## Jobs
1. Copy the passage from the forum post on predestination word for word, starting with "## dudley (Aug" and going on through "God in Salvation.".
2. Pick up the forum post on election and predestination where it stops, and carry it on from its last sentence.

## Provided passage
———

# Election and Predestination and The Sovereignty of God in Salvation



## dudley (Aug 26, 2012)

I am an ex Roman catholic and a convert to the Reformed Protestant faith and I am as many know now a Presbyterian. Roman Catholicism does not believe in predestination because it would contradict their false Gospel of faith and works. 

I have come to believe in the Reformed Protestant teaching of Election and Predestination and The Sovereignty of God in Salvation. 

I now also firmly believe the doctrine of election simply means that God, uninfluenced and before creation, predetermined certain people to be saved. And in our finite mind we can not comprehend the infinite where there really is no time…

I also completely agree with you that by exercise of His Sovereign Will, he bars some from the truth of the Gospel message but they become reprobate by their own actions which are also His predestined divine sovereign will. The end result of which is damnation (reprobation) by God's action, but their own self condemnation. 

I now also believe in the doctrine of predestination because I believe Man is completely a sinner and is incapable of understanding and coming to God and has a sinful free will capable only of rejecting God. Therefore, in order for salvation to occur, God must predestine. It can be no other way. I began to see by going to the weekly bible class in my Presbyterian church and taught by the assistant Pastor that the bible supports predestination completely….the following verses definitely support predestination…
Acts 13:48: And when the Gentiles heard this, they began rejoicing and glorifying the word of the Lord; AND AS MANY AS HAD BEEN APPOINTED TO ETERNAL LIFE BELIEVED. John 1:12-13: But as many as received Him, to them He gave the right to become children of God, even to those who believe in His name, WHO WERE BORN NOT OF BLOOD, NOR OF THE WILL OF THE FLESH, NOR OF THE WILL OF MAN, BUT OF GOD. Philippians 1:29: FOR TO YOU IT HAS BEEN GRANTED FOR Christ'S SAKE, NOT ONLY TO BELIEVE IN HIM, but also to suffer for his sake. Romans 8:29-30: FOR WHOM HE FOREKNEW, HE ALSO PREDESTINED to become conformed to the image of His Son, that He might be the first-born among many brethren; and whom He predestined, these He also called; and whom He called, these He also justified; and whom He justified, these He also glorified. Ephesians 1:5: HE PREDESTINED US to adoption as sons through Jesus Christ to Himself, according to the kind intention of His will. Ephesians 1:11 Also WE HAVE OBTAINED AN INHERITANCE, HAVING BEEN PREDESTINED ACCORDING TO HIS PURPOSE who works all things after the counsel of His will. I do not agree with Augustine however on any innocent baby not baptized going to hell. There is also scriptural grounds for this. I believe that God is sovereign over all and because He is sovereign He can infuse a baptism of desire in an innocent baby.

———

## Data segment
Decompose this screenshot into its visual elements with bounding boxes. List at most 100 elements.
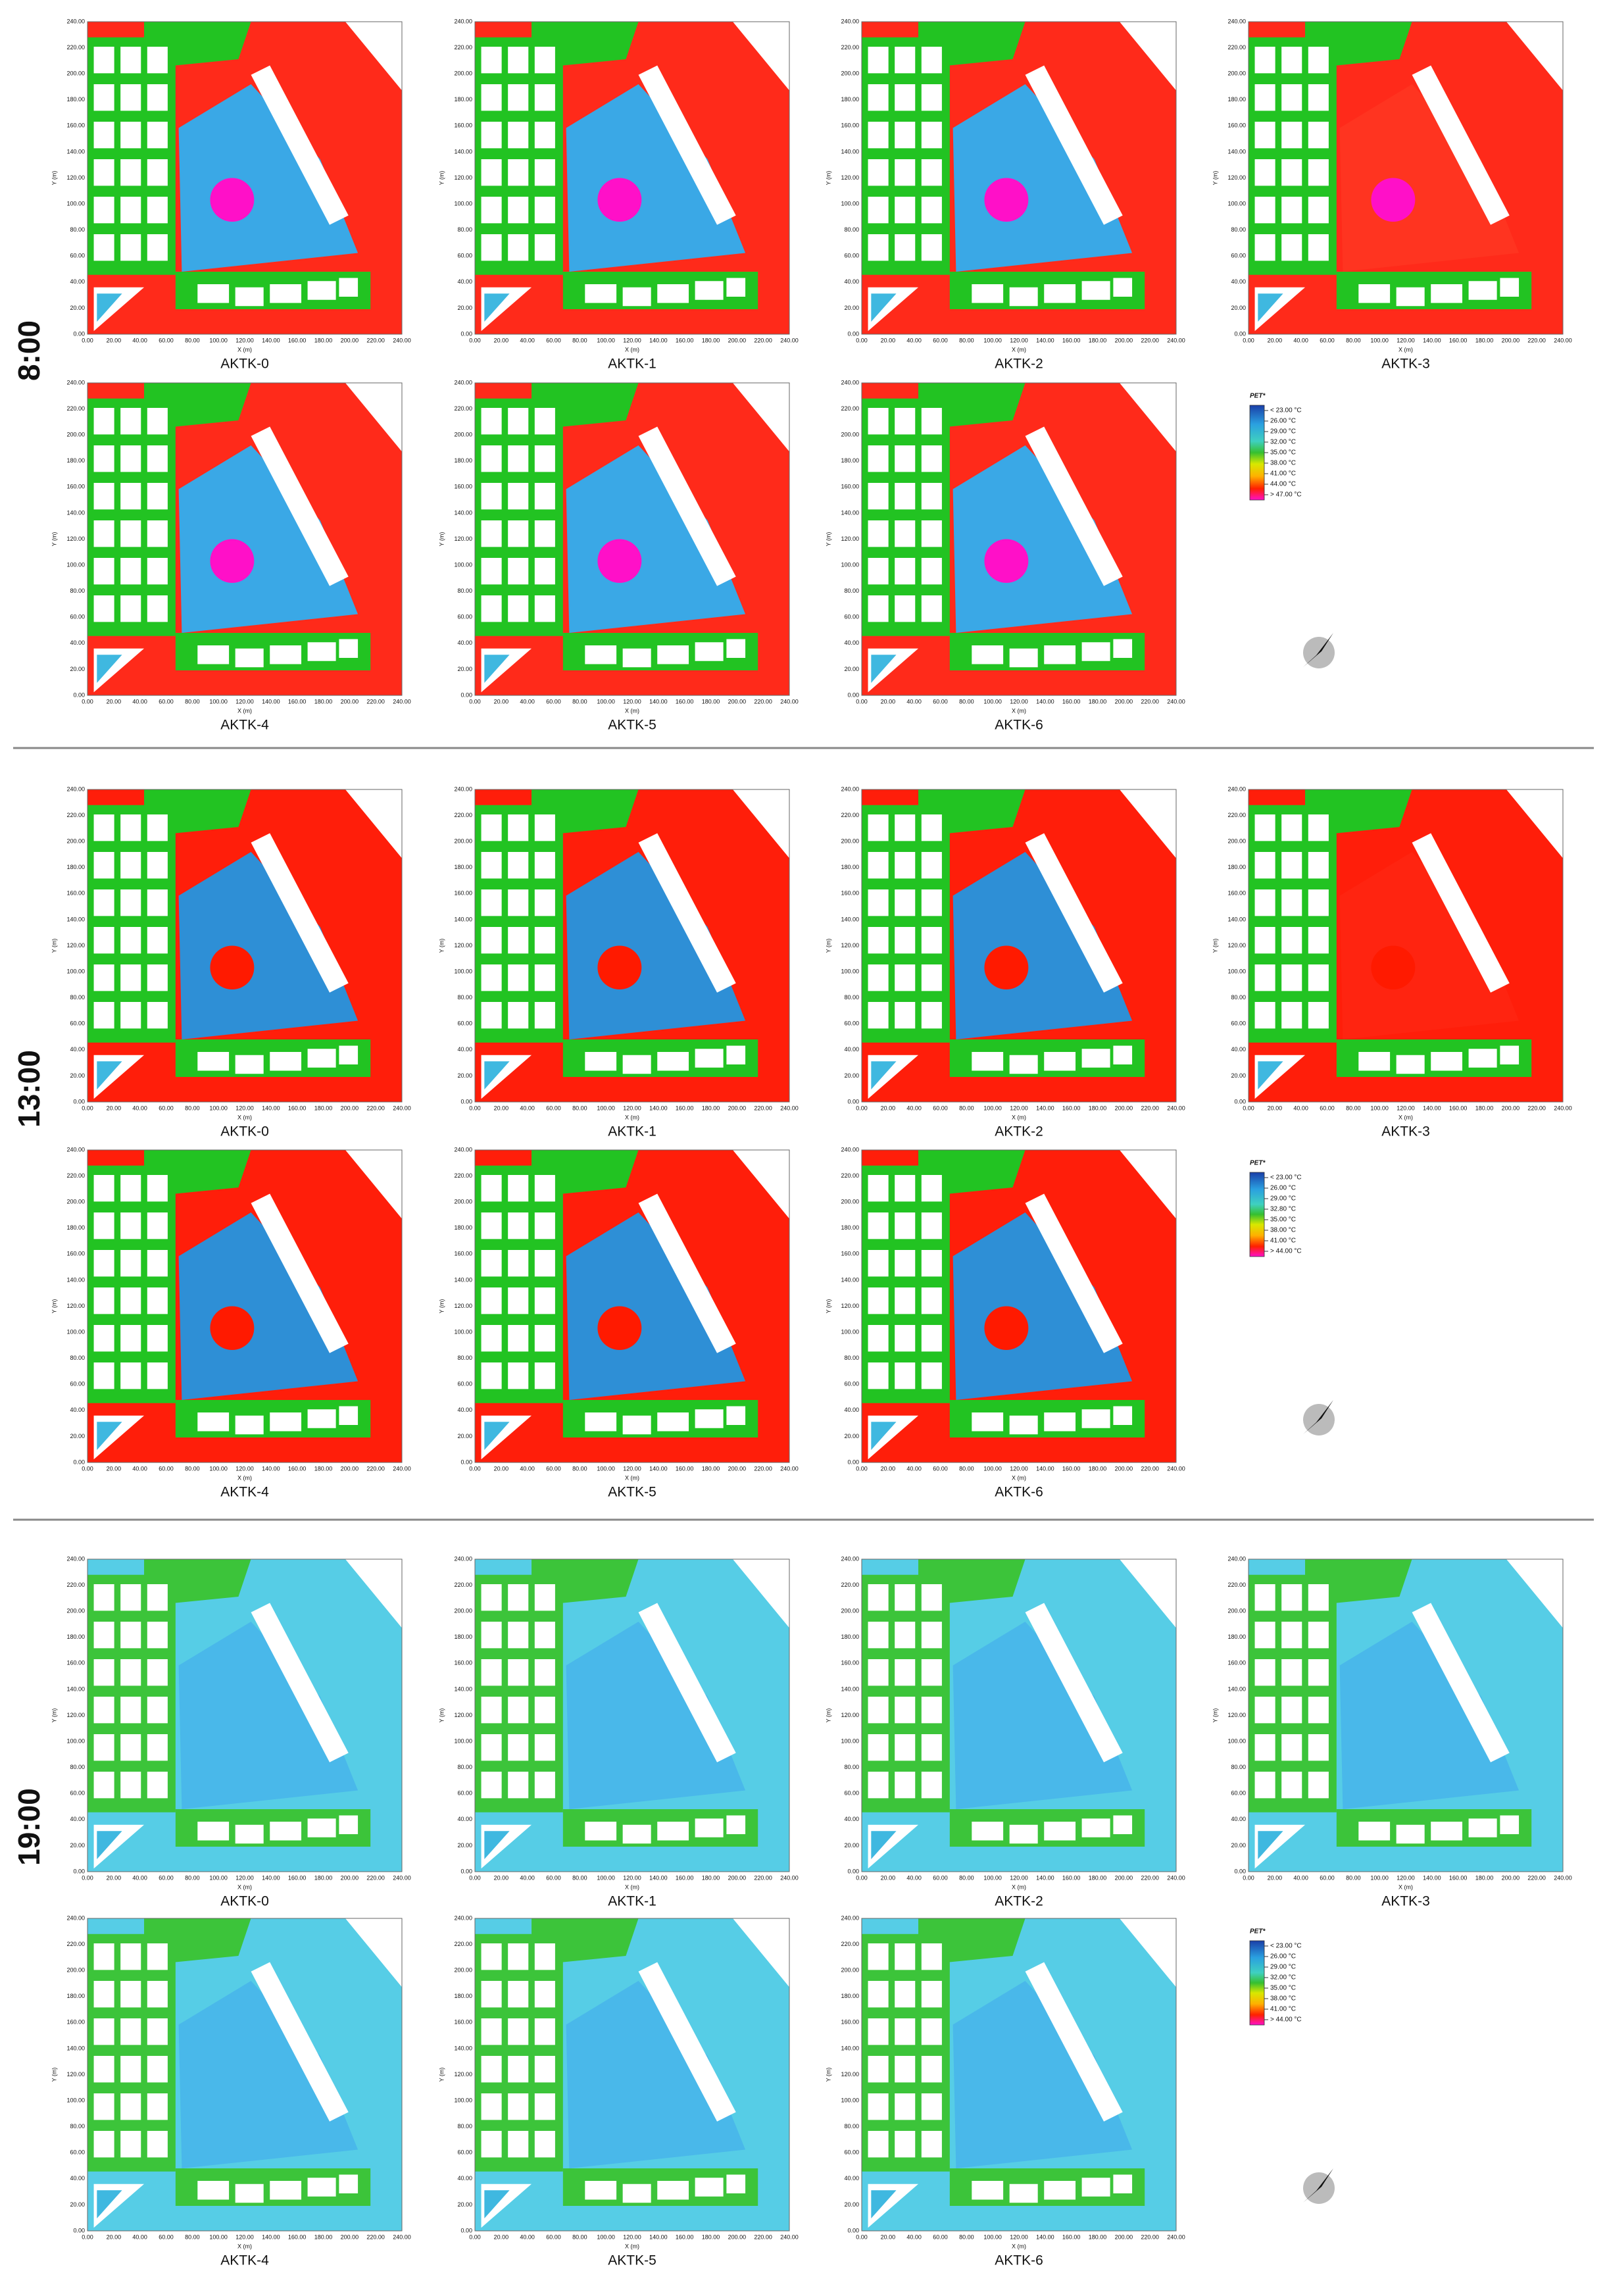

———

## Written responses
1.
## dudley (Aug 26, 2012)

I am an ex Roman catholic and a convert to the Reformed Protestant faith and I am as many know now a Presbyterian. Roman Catholicism does not believe in predestination because it would contradict their false Gospel of faith and works. 

I have come to believe in the Reformed Protestant teaching of Election and Predestination and The Sovereignty of God in Salvation.

2.
I go to the bible however as the final and only authority because I believe in the doctrines of the Reformation and Sola sriptura particularly. St Augustine can err as any man can…one of the reasons I am now a Protestant is I do not accept the pope as the vicar of Christ nor His teachings and encyclicals equal with the bible, which is why I am now a Presbyterian Protestant.

I believe there are good reasons biblically and theologically for believing that God saves all who die who do not reach a stage of moral understanding and accountability. I will admit that Scripture does not speak to this issue directly, yet there is evidence that can be given that would lead us to affirm on biblical grounds that God receives into heaven all who have died in infancy. Some evidence is stronger than others, but cumulatively they affirm strong support for infant salvation. I will note a few of them….

First, the grace, goodness and mercy of God would support the position that God saves all infants who die. This is the strongest argument and perhaps the decisive one. God is love (1 John 4:8) and desires that all be saved (1 Timothy 2:4). God is love and His concern for children is evident in Matthew 18:14 where Jesus says, “Your Father in heaven is not willing that any of these little ones should be lost.” People go to hell because they choose in willful rebellion and unbelief to reject God and His grace. Children are incapable of this kind of conscious rejection of God. Because I believe in predestination I believe god can predestine un baptized infants to have a baptism of desire because He is sovereign. Where such rebellion and willful disobedience is absent, God is gracious to receive.

.In James 4:17, the Bible says, “Anyone, then, who knows the good he ought to do and doesn’t do it, sins.” The Bible is clear that we are all born with a sin nature as a result of being in Adam (Roman 5:12). This is what is called the doctrine of original sin. However, the Scriptures make a distinction between original sin and actual sins. While all are guilty of original sin, moral responsibility and understanding is necessary for our being accountable for actual sins (Deuteronomy 1:30; Isaiah 7:16). It is to the one who knows to do right and does not do it that sin is reckoned. Infants are incapable of such decisions.

I also believe Jesus affirmed that the kingdom of God belonged to little children (Luke 18:15-17). In the passage he is stating that saving faith is a childlike faith, but He also seems to be affirming the reality of children populating heaven.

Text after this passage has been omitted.